─── Stored rows ───
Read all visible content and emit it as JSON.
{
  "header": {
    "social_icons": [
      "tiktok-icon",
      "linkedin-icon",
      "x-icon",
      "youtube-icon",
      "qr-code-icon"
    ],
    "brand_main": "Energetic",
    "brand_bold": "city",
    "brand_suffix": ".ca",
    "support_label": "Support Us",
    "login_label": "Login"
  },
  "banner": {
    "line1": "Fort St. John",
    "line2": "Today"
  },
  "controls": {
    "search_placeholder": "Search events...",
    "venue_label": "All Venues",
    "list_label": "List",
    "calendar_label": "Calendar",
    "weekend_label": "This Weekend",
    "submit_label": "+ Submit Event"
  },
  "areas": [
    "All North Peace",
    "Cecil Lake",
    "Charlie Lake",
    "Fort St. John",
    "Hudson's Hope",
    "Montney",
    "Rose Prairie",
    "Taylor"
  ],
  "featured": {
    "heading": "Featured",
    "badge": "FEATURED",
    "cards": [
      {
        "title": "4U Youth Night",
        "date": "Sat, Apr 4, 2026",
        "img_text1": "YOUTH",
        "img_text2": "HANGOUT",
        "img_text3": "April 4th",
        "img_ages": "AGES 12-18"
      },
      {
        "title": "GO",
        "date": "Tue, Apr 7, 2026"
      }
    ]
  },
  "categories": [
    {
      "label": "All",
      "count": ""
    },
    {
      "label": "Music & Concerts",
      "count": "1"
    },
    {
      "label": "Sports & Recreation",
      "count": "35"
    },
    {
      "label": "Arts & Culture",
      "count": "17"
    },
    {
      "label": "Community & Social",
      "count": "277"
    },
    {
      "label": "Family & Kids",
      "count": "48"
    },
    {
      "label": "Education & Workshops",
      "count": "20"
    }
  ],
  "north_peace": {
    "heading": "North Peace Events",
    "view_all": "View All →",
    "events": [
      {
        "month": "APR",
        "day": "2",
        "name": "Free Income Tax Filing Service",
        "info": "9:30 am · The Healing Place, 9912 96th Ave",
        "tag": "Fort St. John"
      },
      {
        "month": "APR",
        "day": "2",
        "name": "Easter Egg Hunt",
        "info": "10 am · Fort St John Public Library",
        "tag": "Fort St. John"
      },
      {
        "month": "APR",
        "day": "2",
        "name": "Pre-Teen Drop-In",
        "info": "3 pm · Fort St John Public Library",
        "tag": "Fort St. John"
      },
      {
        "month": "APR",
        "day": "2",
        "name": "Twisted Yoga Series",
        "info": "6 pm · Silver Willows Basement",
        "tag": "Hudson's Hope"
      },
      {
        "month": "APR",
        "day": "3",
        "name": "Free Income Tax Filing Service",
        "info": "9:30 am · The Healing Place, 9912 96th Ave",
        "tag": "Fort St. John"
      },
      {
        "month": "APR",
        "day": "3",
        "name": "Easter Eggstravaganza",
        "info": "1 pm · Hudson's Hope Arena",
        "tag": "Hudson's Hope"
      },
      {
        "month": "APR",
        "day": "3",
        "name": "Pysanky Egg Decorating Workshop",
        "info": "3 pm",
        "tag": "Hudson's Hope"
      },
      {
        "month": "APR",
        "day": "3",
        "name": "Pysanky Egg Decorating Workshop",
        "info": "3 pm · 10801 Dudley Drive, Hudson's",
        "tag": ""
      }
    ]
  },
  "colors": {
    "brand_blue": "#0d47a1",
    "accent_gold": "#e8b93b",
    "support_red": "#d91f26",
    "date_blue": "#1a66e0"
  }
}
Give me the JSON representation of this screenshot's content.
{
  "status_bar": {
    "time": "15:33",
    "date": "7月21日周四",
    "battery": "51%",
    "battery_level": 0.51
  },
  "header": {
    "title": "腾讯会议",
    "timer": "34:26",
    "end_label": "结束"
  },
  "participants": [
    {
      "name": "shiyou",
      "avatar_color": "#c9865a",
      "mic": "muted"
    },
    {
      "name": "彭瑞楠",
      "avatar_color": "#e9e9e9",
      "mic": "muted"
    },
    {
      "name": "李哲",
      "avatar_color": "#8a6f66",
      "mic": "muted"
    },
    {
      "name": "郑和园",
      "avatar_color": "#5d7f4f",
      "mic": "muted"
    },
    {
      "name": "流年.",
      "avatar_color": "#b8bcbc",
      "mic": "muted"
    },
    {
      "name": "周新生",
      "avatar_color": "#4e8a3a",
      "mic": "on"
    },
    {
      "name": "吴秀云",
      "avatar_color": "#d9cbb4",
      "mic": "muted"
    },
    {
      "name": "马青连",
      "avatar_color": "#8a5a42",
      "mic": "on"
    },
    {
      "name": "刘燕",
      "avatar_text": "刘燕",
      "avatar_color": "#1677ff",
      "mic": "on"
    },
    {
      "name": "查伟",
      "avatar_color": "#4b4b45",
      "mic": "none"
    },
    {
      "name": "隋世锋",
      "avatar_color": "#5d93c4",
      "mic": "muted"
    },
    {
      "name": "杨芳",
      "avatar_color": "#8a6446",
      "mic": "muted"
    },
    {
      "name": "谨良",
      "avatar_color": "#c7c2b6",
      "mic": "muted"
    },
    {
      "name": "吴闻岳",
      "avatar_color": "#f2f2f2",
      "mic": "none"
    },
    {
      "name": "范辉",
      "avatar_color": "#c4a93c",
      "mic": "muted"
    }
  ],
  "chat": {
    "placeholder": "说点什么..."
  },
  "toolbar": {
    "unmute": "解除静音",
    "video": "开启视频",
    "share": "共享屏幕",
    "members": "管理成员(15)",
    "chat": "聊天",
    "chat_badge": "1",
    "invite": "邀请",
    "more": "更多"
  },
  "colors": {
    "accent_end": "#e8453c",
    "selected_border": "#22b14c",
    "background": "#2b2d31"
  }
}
───
◆ **What to do**: Copy each line of the preceding data that contains the string "Easter".

◆ **The answer**:
        "name": "Easter Egg Hunt",
        "name": "Easter Eggstravaganza",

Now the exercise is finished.